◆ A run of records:
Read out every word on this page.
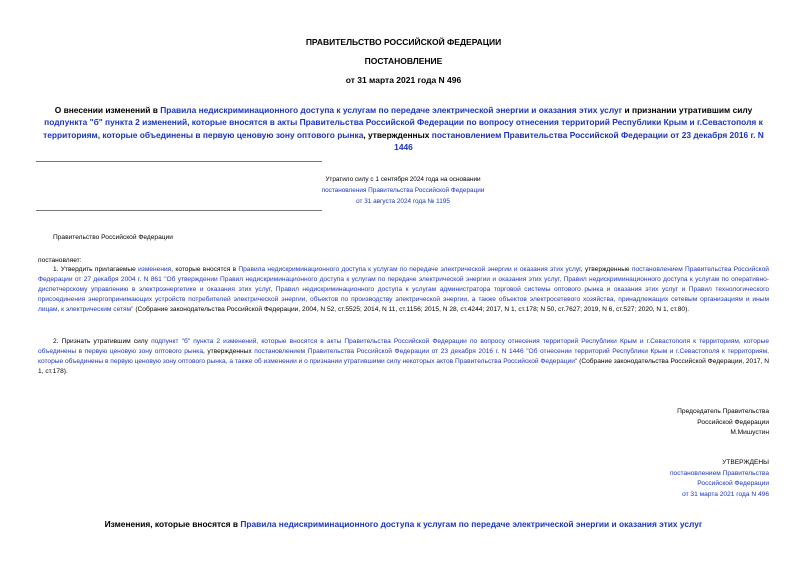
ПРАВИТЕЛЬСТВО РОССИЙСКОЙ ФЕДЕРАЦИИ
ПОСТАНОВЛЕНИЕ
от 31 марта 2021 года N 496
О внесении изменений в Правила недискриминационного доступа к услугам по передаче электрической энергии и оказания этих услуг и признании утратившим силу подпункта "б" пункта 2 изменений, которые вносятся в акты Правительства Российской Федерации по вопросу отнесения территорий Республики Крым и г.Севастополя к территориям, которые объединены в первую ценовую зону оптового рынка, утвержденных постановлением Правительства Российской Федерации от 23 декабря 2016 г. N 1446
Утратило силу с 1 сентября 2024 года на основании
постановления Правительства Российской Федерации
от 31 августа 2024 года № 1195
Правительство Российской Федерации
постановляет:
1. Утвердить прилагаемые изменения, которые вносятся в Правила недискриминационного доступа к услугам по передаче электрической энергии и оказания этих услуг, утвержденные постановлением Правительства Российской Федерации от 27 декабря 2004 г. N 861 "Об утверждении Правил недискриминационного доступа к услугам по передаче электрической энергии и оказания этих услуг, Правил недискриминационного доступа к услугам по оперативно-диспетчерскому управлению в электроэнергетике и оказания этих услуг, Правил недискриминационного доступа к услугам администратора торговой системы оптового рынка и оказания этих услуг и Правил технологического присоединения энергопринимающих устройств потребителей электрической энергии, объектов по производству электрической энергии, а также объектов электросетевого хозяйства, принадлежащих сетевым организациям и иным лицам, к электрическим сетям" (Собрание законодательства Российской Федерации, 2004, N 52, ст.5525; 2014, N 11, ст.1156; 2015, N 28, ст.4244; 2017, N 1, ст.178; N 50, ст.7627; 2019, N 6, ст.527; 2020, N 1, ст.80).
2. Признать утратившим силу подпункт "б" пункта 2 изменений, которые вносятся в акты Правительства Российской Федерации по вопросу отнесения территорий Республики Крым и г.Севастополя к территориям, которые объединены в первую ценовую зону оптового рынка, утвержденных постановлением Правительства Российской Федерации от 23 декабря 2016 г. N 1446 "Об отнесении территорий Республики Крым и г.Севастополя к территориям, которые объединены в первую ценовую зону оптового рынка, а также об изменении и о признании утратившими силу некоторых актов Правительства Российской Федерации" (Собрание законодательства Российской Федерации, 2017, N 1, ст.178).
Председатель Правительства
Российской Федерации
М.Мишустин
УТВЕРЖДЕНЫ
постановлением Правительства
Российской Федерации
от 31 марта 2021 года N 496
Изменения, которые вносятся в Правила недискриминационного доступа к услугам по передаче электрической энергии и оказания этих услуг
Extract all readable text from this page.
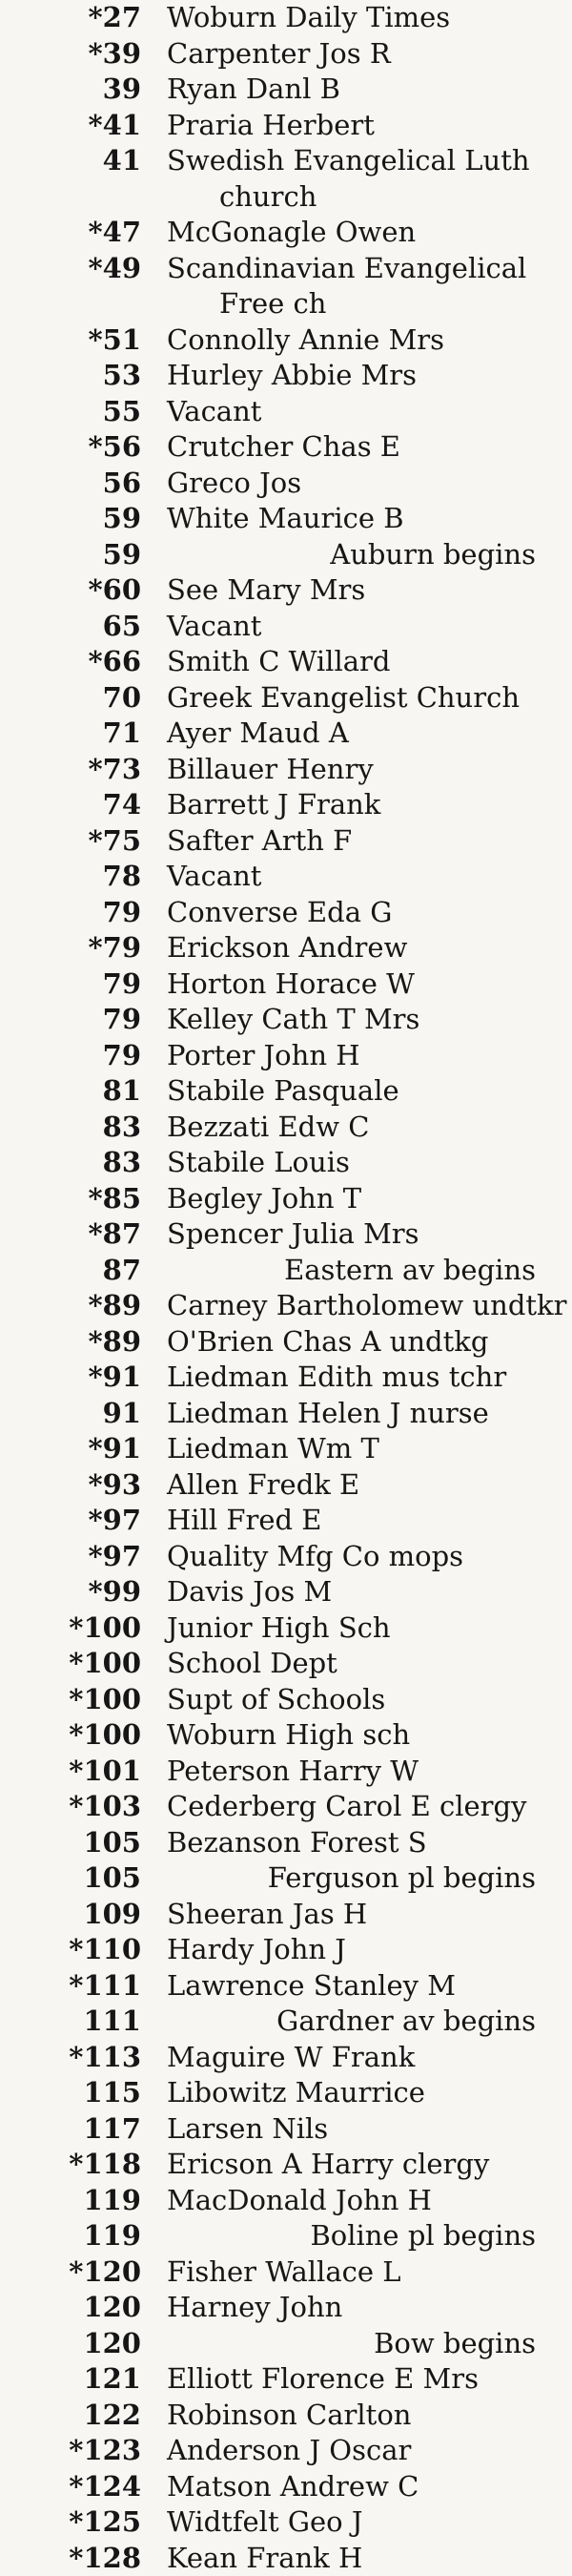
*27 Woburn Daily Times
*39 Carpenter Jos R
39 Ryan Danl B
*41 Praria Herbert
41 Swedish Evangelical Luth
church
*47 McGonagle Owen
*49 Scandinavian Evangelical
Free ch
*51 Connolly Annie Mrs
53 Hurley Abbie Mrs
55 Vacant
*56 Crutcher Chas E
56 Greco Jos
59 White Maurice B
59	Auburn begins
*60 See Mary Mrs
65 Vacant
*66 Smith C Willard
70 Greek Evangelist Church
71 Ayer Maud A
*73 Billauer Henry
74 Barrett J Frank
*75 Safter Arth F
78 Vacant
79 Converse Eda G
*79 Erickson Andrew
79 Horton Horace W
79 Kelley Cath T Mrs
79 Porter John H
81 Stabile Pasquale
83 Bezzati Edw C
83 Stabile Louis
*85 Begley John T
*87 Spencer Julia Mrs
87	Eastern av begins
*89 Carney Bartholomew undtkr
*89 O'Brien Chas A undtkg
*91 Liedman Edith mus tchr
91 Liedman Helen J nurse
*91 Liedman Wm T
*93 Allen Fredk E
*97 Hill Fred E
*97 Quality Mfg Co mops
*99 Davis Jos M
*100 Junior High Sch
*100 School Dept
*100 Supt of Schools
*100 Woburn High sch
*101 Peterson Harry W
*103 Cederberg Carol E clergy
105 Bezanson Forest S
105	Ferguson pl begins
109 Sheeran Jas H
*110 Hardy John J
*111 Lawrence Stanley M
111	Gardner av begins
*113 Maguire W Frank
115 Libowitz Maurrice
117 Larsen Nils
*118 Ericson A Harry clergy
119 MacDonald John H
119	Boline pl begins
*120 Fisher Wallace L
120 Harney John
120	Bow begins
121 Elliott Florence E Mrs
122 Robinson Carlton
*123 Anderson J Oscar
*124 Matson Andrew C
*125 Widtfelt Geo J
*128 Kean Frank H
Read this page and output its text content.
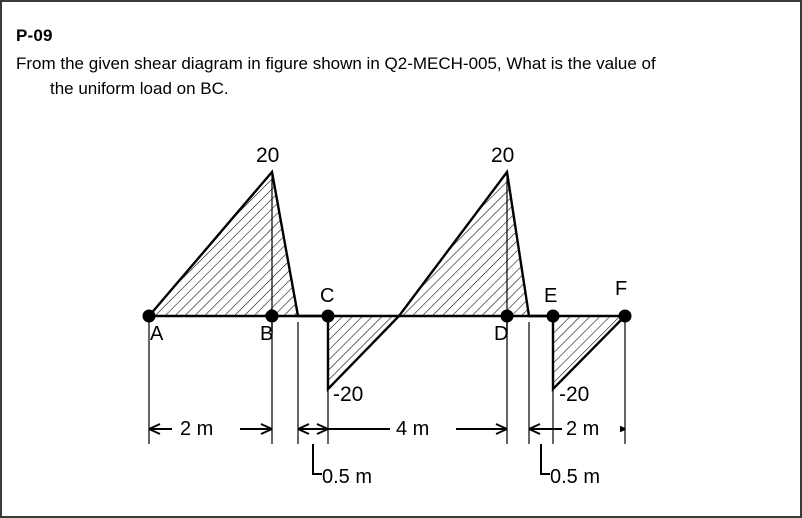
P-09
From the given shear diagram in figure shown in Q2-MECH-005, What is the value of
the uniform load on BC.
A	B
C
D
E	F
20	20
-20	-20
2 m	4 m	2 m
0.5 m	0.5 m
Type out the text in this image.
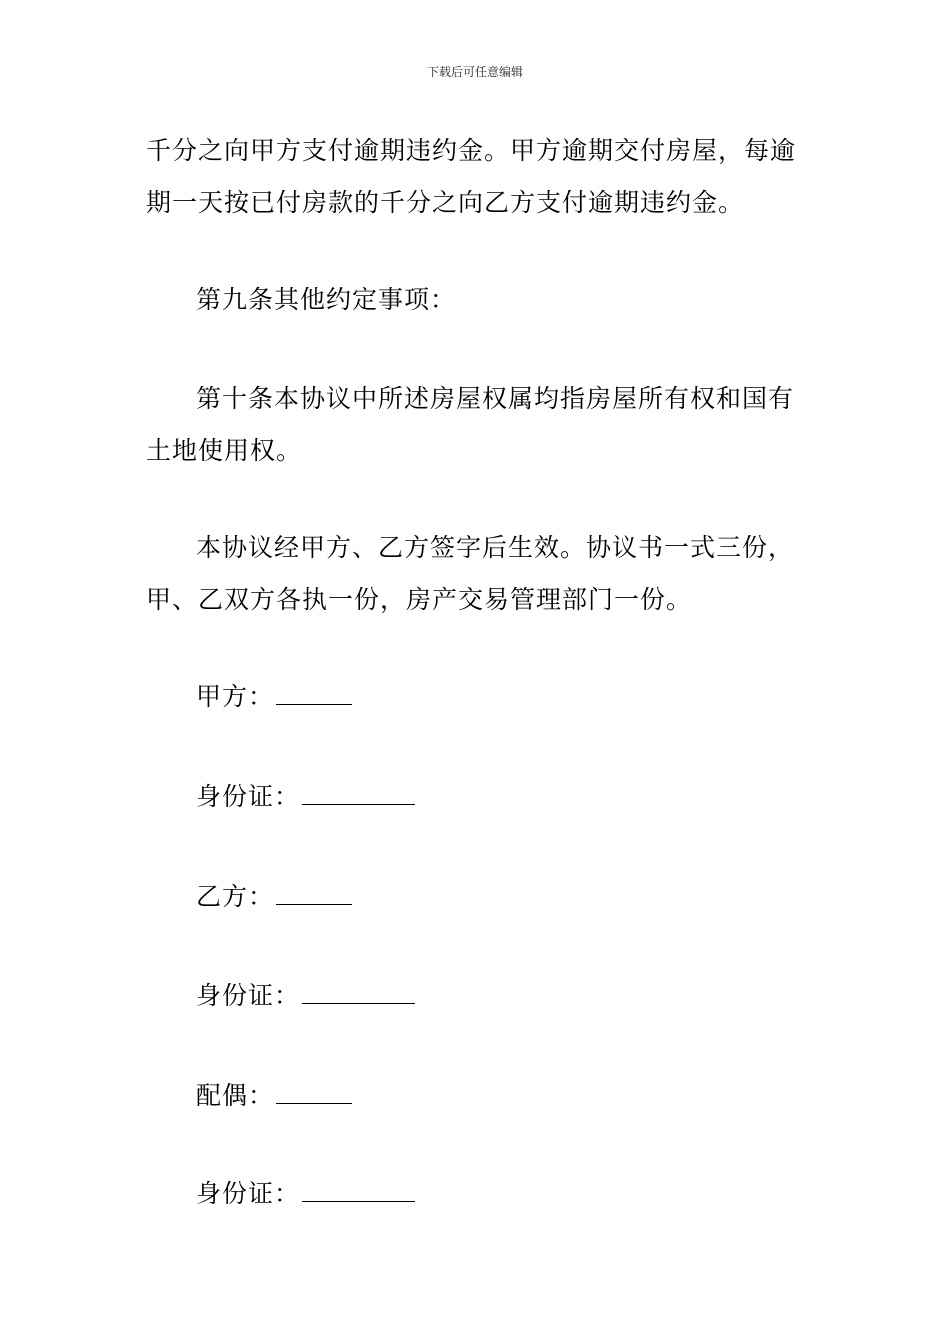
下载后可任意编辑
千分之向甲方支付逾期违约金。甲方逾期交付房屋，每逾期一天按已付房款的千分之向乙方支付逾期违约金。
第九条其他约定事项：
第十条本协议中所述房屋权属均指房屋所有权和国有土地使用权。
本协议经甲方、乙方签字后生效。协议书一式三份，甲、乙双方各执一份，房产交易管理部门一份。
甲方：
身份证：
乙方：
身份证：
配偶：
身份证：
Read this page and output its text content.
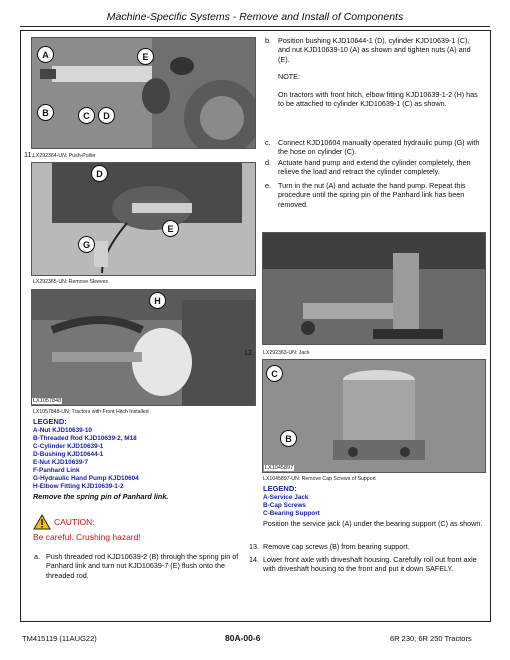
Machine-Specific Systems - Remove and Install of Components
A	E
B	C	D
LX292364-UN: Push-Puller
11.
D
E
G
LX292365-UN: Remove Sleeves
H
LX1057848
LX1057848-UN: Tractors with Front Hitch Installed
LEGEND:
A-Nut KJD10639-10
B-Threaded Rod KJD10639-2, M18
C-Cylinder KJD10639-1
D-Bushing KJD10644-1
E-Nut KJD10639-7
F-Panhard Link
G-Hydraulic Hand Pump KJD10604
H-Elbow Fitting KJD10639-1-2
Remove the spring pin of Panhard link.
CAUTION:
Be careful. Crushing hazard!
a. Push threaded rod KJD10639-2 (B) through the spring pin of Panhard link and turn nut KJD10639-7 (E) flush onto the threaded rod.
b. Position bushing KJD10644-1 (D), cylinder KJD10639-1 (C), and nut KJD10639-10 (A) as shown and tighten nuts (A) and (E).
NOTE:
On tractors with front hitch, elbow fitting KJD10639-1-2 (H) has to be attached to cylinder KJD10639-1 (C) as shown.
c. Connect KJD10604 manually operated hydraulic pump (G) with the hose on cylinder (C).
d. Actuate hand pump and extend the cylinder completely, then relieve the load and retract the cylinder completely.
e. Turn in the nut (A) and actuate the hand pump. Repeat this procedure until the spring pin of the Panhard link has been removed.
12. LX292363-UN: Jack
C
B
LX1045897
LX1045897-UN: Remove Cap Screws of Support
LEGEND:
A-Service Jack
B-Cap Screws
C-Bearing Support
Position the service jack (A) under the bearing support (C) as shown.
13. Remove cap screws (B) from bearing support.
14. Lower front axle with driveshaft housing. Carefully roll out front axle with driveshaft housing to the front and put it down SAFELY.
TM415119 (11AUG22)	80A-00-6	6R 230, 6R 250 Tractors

◆ Written instruction: Check each line above for the word "года", and copy the lines where it appears.

◆ Answer to the exercise:
от 31 марта 2021 года N 496
Утратило силу с 1 сентября 2024 года на основании
от 31 августа 2024 года № 1195
от 31 марта 2021 года N 496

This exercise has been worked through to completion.